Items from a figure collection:
╔══

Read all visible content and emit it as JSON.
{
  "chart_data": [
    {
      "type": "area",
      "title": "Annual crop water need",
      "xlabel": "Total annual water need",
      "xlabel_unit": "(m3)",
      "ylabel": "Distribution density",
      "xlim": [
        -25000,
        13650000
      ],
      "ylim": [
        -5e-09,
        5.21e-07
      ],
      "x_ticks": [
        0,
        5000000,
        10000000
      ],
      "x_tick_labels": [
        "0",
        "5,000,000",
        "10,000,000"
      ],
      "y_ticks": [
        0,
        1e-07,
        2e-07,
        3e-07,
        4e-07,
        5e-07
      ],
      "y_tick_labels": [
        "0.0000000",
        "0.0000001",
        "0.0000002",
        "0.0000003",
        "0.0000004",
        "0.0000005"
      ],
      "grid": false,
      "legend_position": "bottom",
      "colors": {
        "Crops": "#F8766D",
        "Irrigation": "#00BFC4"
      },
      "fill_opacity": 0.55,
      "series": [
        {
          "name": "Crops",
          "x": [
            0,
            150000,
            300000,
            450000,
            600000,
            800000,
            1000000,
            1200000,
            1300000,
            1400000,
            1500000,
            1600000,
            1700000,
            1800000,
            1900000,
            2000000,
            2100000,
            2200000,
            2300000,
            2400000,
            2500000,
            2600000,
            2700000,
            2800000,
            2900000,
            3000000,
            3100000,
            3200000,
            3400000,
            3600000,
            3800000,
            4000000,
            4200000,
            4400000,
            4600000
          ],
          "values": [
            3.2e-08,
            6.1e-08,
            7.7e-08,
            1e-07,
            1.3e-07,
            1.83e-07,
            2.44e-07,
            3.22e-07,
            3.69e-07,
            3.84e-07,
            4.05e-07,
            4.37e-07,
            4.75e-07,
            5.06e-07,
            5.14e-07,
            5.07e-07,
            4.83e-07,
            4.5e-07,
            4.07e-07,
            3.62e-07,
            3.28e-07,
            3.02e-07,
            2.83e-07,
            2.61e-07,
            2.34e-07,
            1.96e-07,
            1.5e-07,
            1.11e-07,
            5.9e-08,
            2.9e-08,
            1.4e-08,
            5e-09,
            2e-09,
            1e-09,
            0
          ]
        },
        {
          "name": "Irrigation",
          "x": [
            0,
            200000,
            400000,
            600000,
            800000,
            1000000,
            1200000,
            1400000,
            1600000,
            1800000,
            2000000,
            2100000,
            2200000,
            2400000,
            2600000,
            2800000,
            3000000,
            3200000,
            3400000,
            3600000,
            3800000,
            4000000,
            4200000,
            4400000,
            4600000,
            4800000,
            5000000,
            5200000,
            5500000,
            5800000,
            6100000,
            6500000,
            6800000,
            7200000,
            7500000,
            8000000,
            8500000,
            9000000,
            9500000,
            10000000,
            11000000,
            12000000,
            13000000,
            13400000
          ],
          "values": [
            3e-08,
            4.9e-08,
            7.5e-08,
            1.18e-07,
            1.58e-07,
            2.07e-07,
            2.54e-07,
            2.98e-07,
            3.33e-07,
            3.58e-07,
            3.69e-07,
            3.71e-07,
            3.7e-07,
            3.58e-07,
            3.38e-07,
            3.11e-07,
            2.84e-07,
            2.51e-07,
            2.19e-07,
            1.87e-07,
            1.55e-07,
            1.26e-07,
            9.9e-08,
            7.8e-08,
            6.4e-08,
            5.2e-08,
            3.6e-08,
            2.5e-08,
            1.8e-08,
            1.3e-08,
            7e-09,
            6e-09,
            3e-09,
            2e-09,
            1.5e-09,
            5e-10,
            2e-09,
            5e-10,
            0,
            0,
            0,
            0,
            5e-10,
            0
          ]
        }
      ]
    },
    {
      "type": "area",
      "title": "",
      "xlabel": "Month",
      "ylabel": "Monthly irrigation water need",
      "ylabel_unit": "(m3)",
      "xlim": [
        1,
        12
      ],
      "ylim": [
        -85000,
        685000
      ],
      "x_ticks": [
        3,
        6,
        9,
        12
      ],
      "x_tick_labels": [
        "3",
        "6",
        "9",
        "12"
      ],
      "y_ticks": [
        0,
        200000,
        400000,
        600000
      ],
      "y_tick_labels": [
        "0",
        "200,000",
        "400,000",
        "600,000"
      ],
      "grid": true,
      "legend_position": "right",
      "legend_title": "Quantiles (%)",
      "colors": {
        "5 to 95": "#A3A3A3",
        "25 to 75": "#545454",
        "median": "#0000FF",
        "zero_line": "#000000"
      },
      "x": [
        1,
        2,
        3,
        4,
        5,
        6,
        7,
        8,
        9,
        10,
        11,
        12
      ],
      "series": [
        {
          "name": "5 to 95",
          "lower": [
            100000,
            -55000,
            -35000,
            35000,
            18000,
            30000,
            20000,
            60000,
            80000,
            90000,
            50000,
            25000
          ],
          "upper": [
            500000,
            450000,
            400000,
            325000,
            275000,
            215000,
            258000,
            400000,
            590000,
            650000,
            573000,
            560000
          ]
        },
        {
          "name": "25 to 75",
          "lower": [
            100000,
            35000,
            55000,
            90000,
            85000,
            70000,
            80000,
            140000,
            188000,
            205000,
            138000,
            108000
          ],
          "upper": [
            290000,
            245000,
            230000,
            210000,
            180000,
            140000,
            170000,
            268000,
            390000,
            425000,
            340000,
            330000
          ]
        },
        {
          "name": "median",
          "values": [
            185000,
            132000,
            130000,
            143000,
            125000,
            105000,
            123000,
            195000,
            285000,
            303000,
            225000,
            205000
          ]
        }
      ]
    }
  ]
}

╚══

Return all of the data exactly as it reads.

RESPONSE BELOW:
Read all visible content and emit it as JSON.
{
  "chart_data": [
    {
      "type": "area",
      "title": "Annual crop water need",
      "xlabel": "Total annual water need",
      "xlabel_unit": "(m3)",
      "ylabel": "Distribution density",
      "xlim": [
        -25000,
        13650000
      ],
      "ylim": [
        -5e-09,
        5.21e-07
      ],
      "x_ticks": [
        0,
        5000000,
        10000000
      ],
      "x_tick_labels": [
        "0",
        "5,000,000",
        "10,000,000"
      ],
      "y_ticks": [
        0,
        1e-07,
        2e-07,
        3e-07,
        4e-07,
        5e-07
      ],
      "y_tick_labels": [
        "0.0000000",
        "0.0000001",
        "0.0000002",
        "0.0000003",
        "0.0000004",
        "0.0000005"
      ],
      "grid": false,
      "legend_position": "bottom",
      "colors": {
        "Crops": "#F8766D",
        "Irrigation": "#00BFC4"
      },
      "fill_opacity": 0.55,
      "series": [
        {
          "name": "Crops",
          "x": [
            0,
            150000,
            300000,
            450000,
            600000,
            800000,
            1000000,
            1200000,
            1300000,
            1400000,
            1500000,
            1600000,
            1700000,
            1800000,
            1900000,
            2000000,
            2100000,
            2200000,
            2300000,
            2400000,
            2500000,
            2600000,
            2700000,
            2800000,
            2900000,
            3000000,
            3100000,
            3200000,
            3400000,
            3600000,
            3800000,
            4000000,
            4200000,
            4400000,
            4600000
          ],
          "values": [
            3.2e-08,
            6.1e-08,
            7.7e-08,
            1e-07,
            1.3e-07,
            1.83e-07,
            2.44e-07,
            3.22e-07,
            3.69e-07,
            3.84e-07,
            4.05e-07,
            4.37e-07,
            4.75e-07,
            5.06e-07,
            5.14e-07,
            5.07e-07,
            4.83e-07,
            4.5e-07,
            4.07e-07,
            3.62e-07,
            3.28e-07,
            3.02e-07,
            2.83e-07,
            2.61e-07,
            2.34e-07,
            1.96e-07,
            1.5e-07,
            1.11e-07,
            5.9e-08,
            2.9e-08,
            1.4e-08,
            5e-09,
            2e-09,
            1e-09,
            0
          ]
        },
        {
          "name": "Irrigation",
          "x": [
            0,
            200000,
            400000,
            600000,
            800000,
            1000000,
            1200000,
            1400000,
            1600000,
            1800000,
            2000000,
            2100000,
            2200000,
            2400000,
            2600000,
            2800000,
            3000000,
            3200000,
            3400000,
            3600000,
            3800000,
            4000000,
            4200000,
            4400000,
            4600000,
            4800000,
            5000000,
            5200000,
            5500000,
            5800000,
            6100000,
            6500000,
            6800000,
            7200000,
            7500000,
            8000000,
            8500000,
            9000000,
            9500000,
            10000000,
            11000000,
            12000000,
            13000000,
            13400000
          ],
          "values": [
            3e-08,
            4.9e-08,
            7.5e-08,
            1.18e-07,
            1.58e-07,
            2.07e-07,
            2.54e-07,
            2.98e-07,
            3.33e-07,
            3.58e-07,
            3.69e-07,
            3.71e-07,
            3.7e-07,
            3.58e-07,
            3.38e-07,
            3.11e-07,
            2.84e-07,
            2.51e-07,
            2.19e-07,
            1.87e-07,
            1.55e-07,
            1.26e-07,
            9.9e-08,
            7.8e-08,
            6.4e-08,
            5.2e-08,
            3.6e-08,
            2.5e-08,
            1.8e-08,
            1.3e-08,
            7e-09,
            6e-09,
            3e-09,
            2e-09,
            1.5e-09,
            5e-10,
            2e-09,
            5e-10,
            0,
            0,
            0,
            0,
            5e-10,
            0
          ]
        }
      ]
    },
    {
      "type": "area",
      "title": "",
      "xlabel": "Month",
      "ylabel": "Monthly irrigation water need",
      "ylabel_unit": "(m3)",
      "xlim": [
        1,
        12
      ],
      "ylim": [
        -85000,
        685000
      ],
      "x_ticks": [
        3,
        6,
        9,
        12
      ],
      "x_tick_labels": [
        "3",
        "6",
        "9",
        "12"
      ],
      "y_ticks": [
        0,
        200000,
        400000,
        600000
      ],
      "y_tick_labels": [
        "0",
        "200,000",
        "400,000",
        "600,000"
      ],
      "grid": true,
      "legend_position": "right",
      "legend_title": "Quantiles (%)",
      "colors": {
        "5 to 95": "#A3A3A3",
        "25 to 75": "#545454",
        "median": "#0000FF",
        "zero_line": "#000000"
      },
      "x": [
        1,
        2,
        3,
        4,
        5,
        6,
        7,
        8,
        9,
        10,
        11,
        12
      ],
      "series": [
        {
          "name": "5 to 95",
          "lower": [
            100000,
            -55000,
            -35000,
            35000,
            18000,
            30000,
            20000,
            60000,
            80000,
            90000,
            50000,
            25000
          ],
          "upper": [
            500000,
            450000,
            400000,
            325000,
            275000,
            215000,
            258000,
            400000,
            590000,
            650000,
            573000,
            560000
          ]
        },
        {
          "name": "25 to 75",
          "lower": [
            100000,
            35000,
            55000,
            90000,
            85000,
            70000,
            80000,
            140000,
            188000,
            205000,
            138000,
            108000
          ],
          "upper": [
            290000,
            245000,
            230000,
            210000,
            180000,
            140000,
            170000,
            268000,
            390000,
            425000,
            340000,
            330000
          ]
        },
        {
          "name": "median",
          "values": [
            185000,
            132000,
            130000,
            143000,
            125000,
            105000,
            123000,
            195000,
            285000,
            303000,
            225000,
            205000
          ]
        }
      ]
    }
  ]
}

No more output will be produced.